TRY IT:
Edit the excerpt on AFL clubs below by giving it again from "The rest (Essendon, Hawthorn, Richmond, Carlton" up to and including "their own fishbowl.", with "fishbowl" replaced by "backyard".

EXCERPT PROVIDED:

━━━

Wouldn't call Carlton a 'success' but they have been kept alive by a small number of very wealthy benefactors e.g. Pratt and Fox.
 
The league is designed to promote, protect and propagate the 5 or 6 largest Victorian Clubs plus the Swans. It is its raison d’tere.

With this in mind, there is a clear top 2.

Collingwood. They are a constant. Eddie has manipulated the league to promote Collingwood’s interests above all others. Most football supporters only add to this in believing hating Collingwood is the right thing to do. Idiots. It just feeds them.

Sydney. The AFL covet the coverage, recognition and most importantly dollars from Australia’s most important city.

The rest (Essendon, Hawthorn, Richmond, Carlton and Geelong) oscillate in importance, each moving in and out of positions, (for Carlton it has been some time, Richmond only very recent).

Then there is a Clear Big 1. West Coast. Despite what is written above – it doesn’t effect West Coast. They sit on their own. Their levels of wealth, support, that weird West Australian parochialism just drives them to beat the system. They piss in the face of what AFL House wants.

The Crows, despite being a very well supported club, just don’t have any relevance, results or clout outside of their own fishbowl.

So if you had to narrow it down to 4, it goes:
West Coast
Collingwood
Sydney
Essendon/Richmond/Hawthorn/Carlton/Geelong (whoever is flavour of the month).
Great post:thumbsu::thumbsu::thumbsu:
 
The AFL clearly want 4 clubs from NSW QLD Vic to be the top 4 clubs, which is understandable with 75% of Australias population coming from those states and its all about market share

but reality sees Collingwood West Coast Adelaide and Richmond At the moment as the big four
 
Can we define what it means to be a "big club".
How do we measure it?
By current numbers or historical numbers? If so, how far is to far ago?
No point having an augurment if your auguring different things?
Biggest club now and biggest club historically are two different things?

Good questions. I think there are a number of factors that determine bigly, as a certain POTUS would put it in a tweet.

Membership numbers are one clear measure.
Support base as measured by survey is another.
Attendance numbers, corrected for proportion of ground filled.
Attendance numbers corrected for interstate 'direbys' and clashes between Melbourne based Clubs
Relative success of each team this century.
Immeasurables such as water cooler talk relevance.

━━━

(Page layout parsing data)
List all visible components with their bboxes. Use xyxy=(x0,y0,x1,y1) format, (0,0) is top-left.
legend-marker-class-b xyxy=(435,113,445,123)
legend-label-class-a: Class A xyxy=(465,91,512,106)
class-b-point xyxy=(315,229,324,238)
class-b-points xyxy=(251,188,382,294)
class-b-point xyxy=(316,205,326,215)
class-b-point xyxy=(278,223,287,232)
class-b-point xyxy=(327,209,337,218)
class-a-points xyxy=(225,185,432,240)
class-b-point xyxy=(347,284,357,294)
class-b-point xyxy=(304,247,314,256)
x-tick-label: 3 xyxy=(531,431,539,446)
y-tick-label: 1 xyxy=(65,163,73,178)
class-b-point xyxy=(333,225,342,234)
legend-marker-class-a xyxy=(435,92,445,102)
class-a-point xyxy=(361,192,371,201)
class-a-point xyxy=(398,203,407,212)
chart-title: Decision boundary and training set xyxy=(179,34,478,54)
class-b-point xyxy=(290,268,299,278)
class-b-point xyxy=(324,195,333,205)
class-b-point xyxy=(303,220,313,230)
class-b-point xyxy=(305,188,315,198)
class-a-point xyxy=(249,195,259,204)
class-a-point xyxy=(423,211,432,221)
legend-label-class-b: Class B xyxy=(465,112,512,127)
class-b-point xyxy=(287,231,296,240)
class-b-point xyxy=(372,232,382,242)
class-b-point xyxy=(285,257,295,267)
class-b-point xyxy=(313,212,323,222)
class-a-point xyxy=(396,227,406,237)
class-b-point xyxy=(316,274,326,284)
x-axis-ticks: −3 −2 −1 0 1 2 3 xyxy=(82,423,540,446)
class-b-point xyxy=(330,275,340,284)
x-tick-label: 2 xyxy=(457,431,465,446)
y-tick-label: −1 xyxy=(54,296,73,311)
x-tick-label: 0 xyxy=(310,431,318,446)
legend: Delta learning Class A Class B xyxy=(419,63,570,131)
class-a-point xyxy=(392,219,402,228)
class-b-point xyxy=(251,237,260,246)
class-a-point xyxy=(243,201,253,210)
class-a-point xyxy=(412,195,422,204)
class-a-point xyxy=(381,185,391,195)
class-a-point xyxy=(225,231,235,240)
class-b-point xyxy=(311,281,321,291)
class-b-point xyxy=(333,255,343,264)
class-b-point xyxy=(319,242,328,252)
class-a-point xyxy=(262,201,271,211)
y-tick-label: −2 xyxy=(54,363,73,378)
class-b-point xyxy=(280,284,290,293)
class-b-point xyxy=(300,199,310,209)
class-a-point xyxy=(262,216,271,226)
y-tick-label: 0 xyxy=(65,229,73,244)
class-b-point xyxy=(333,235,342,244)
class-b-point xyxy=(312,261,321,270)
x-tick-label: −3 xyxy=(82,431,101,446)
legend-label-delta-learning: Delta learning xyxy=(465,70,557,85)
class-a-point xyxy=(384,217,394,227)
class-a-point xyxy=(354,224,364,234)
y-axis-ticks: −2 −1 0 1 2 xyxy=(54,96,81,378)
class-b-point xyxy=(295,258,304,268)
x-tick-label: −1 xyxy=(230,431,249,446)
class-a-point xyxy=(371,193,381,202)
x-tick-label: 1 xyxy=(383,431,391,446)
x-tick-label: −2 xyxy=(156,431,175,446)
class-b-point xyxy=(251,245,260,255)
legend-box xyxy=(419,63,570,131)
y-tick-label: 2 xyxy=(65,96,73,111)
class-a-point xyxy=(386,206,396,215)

━━━

RESULT OF THIS TASK:
The rest (Essendon, Hawthorn, Richmond, Carlton and Geelong) oscillate in importance, each moving in and out of positions, (for Carlton it has been some time, Richmond only very recent).

Then there is a Clear Big 1. West Coast. Despite what is written above – it doesn’t effect West Coast. They sit on their own. Their levels of wealth, support, that weird West Australian parochialism just drives them to beat the system. They piss in the face of what AFL House wants.

The Crows, despite being a very well supported club, just don’t have any relevance, results or clout outside of their own backyard.